- **DESCRIPTION OF THE TASK**
Output the entries word for word. Omit images.

Start RECORDS TO USE

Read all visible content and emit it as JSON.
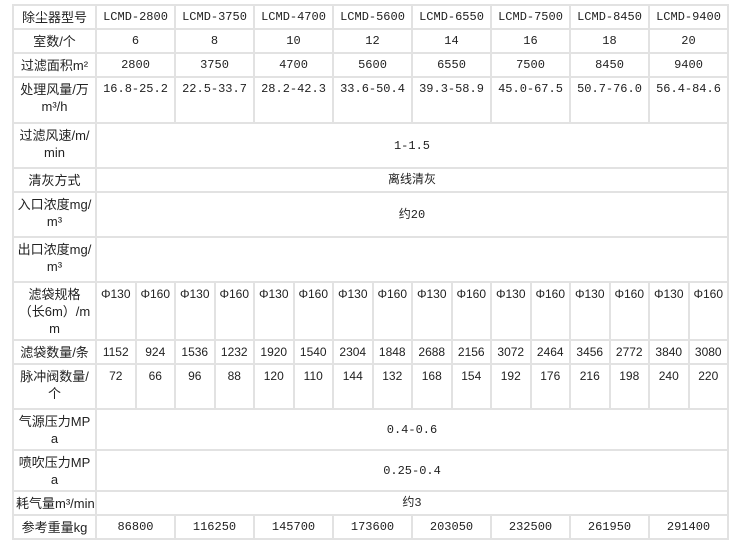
{
  "table": {
    "rows": [
      {
        "label": "除尘器型号",
        "kind": "model",
        "values": [
          "LCMD-2800",
          "LCMD-3750",
          "LCMD-4700",
          "LCMD-5600",
          "LCMD-6550",
          "LCMD-7500",
          "LCMD-8450",
          "LCMD-9400"
        ]
      },
      {
        "label": "室数/个",
        "kind": "model",
        "values": [
          "6",
          "8",
          "10",
          "12",
          "14",
          "16",
          "18",
          "20"
        ]
      },
      {
        "label": "过滤面积m²",
        "kind": "model",
        "values": [
          "2800",
          "3750",
          "4700",
          "5600",
          "6550",
          "7500",
          "8450",
          "9400"
        ]
      },
      {
        "label": "处理风量/万m³/h",
        "kind": "model",
        "values": [
          "16.8-25.2",
          "22.5-33.7",
          "28.2-42.3",
          "33.6-50.4",
          "39.3-58.9",
          "45.0-67.5",
          "50.7-76.0",
          "56.4-84.6"
        ]
      },
      {
        "label": "过滤风速/m/min",
        "kind": "span",
        "value": "1-1.5"
      },
      {
        "label": "清灰方式",
        "kind": "span",
        "value": "离线清灰"
      },
      {
        "label": "入口浓度mg/m³",
        "kind": "span",
        "value": "约20"
      },
      {
        "label": "出口浓度mg/m³",
        "kind": "span",
        "value": ""
      },
      {
        "label": "滤袋规格（长6m）/mm",
        "kind": "bag",
        "values": [
          "Φ130",
          "Φ160",
          "Φ130",
          "Φ160",
          "Φ130",
          "Φ160",
          "Φ130",
          "Φ160",
          "Φ130",
          "Φ160",
          "Φ130",
          "Φ160",
          "Φ130",
          "Φ160",
          "Φ130",
          "Φ160"
        ]
      },
      {
        "label": "滤袋数量/条",
        "kind": "bag",
        "values": [
          "1152",
          "924",
          "1536",
          "1232",
          "1920",
          "1540",
          "2304",
          "1848",
          "2688",
          "2156",
          "3072",
          "2464",
          "3456",
          "2772",
          "3840",
          "3080"
        ]
      },
      {
        "label": "脉冲阀数量/个",
        "kind": "bag",
        "values": [
          "72",
          "66",
          "96",
          "88",
          "120",
          "110",
          "144",
          "132",
          "168",
          "154",
          "192",
          "176",
          "216",
          "198",
          "240",
          "220"
        ]
      },
      {
        "label": "气源压力MPa",
        "kind": "span",
        "value": "0.4-0.6"
      },
      {
        "label": "喷吹压力MPa",
        "kind": "span",
        "value": "0.25-0.4"
      },
      {
        "label": "耗气量m³/min",
        "kind": "span",
        "value": "约3"
      },
      {
        "label": "参考重量kg",
        "kind": "model",
        "values": [
          "86800",
          "116250",
          "145700",
          "173600",
          "203050",
          "232500",
          "261950",
          "291400"
        ]
      }
    ]
  },
  "colors": {
    "border": "#e2e2e2",
    "text": "#222222"
  }
}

End RECORDS TO USE

- **ANSWER TO THE PROBLEM**
Read all visible content and emit it as JSON.
{
  "table": {
    "rows": [
      {
        "label": "除尘器型号",
        "kind": "model",
        "values": [
          "LCMD-2800",
          "LCMD-3750",
          "LCMD-4700",
          "LCMD-5600",
          "LCMD-6550",
          "LCMD-7500",
          "LCMD-8450",
          "LCMD-9400"
        ]
      },
      {
        "label": "室数/个",
        "kind": "model",
        "values": [
          "6",
          "8",
          "10",
          "12",
          "14",
          "16",
          "18",
          "20"
        ]
      },
      {
        "label": "过滤面积m²",
        "kind": "model",
        "values": [
          "2800",
          "3750",
          "4700",
          "5600",
          "6550",
          "7500",
          "8450",
          "9400"
        ]
      },
      {
        "label": "处理风量/万m³/h",
        "kind": "model",
        "values": [
          "16.8-25.2",
          "22.5-33.7",
          "28.2-42.3",
          "33.6-50.4",
          "39.3-58.9",
          "45.0-67.5",
          "50.7-76.0",
          "56.4-84.6"
        ]
      },
      {
        "label": "过滤风速/m/min",
        "kind": "span",
        "value": "1-1.5"
      },
      {
        "label": "清灰方式",
        "kind": "span",
        "value": "离线清灰"
      },
      {
        "label": "入口浓度mg/m³",
        "kind": "span",
        "value": "约20"
      },
      {
        "label": "出口浓度mg/m³",
        "kind": "span",
        "value": ""
      },
      {
        "label": "滤袋规格（长6m）/mm",
        "kind": "bag",
        "values": [
          "Φ130",
          "Φ160",
          "Φ130",
          "Φ160",
          "Φ130",
          "Φ160",
          "Φ130",
          "Φ160",
          "Φ130",
          "Φ160",
          "Φ130",
          "Φ160",
          "Φ130",
          "Φ160",
          "Φ130",
          "Φ160"
        ]
      },
      {
        "label": "滤袋数量/条",
        "kind": "bag",
        "values": [
          "1152",
          "924",
          "1536",
          "1232",
          "1920",
          "1540",
          "2304",
          "1848",
          "2688",
          "2156",
          "3072",
          "2464",
          "3456",
          "2772",
          "3840",
          "3080"
        ]
      },
      {
        "label": "脉冲阀数量/个",
        "kind": "bag",
        "values": [
          "72",
          "66",
          "96",
          "88",
          "120",
          "110",
          "144",
          "132",
          "168",
          "154",
          "192",
          "176",
          "216",
          "198",
          "240",
          "220"
        ]
      },
      {
        "label": "气源压力MPa",
        "kind": "span",
        "value": "0.4-0.6"
      },
      {
        "label": "喷吹压力MPa",
        "kind": "span",
        "value": "0.25-0.4"
      },
      {
        "label": "耗气量m³/min",
        "kind": "span",
        "value": "约3"
      },
      {
        "label": "参考重量kg",
        "kind": "model",
        "values": [
          "86800",
          "116250",
          "145700",
          "173600",
          "203050",
          "232500",
          "261950",
          "291400"
        ]
      }
    ]
  },
  "colors": {
    "border": "#e2e2e2",
    "text": "#222222"
  }
}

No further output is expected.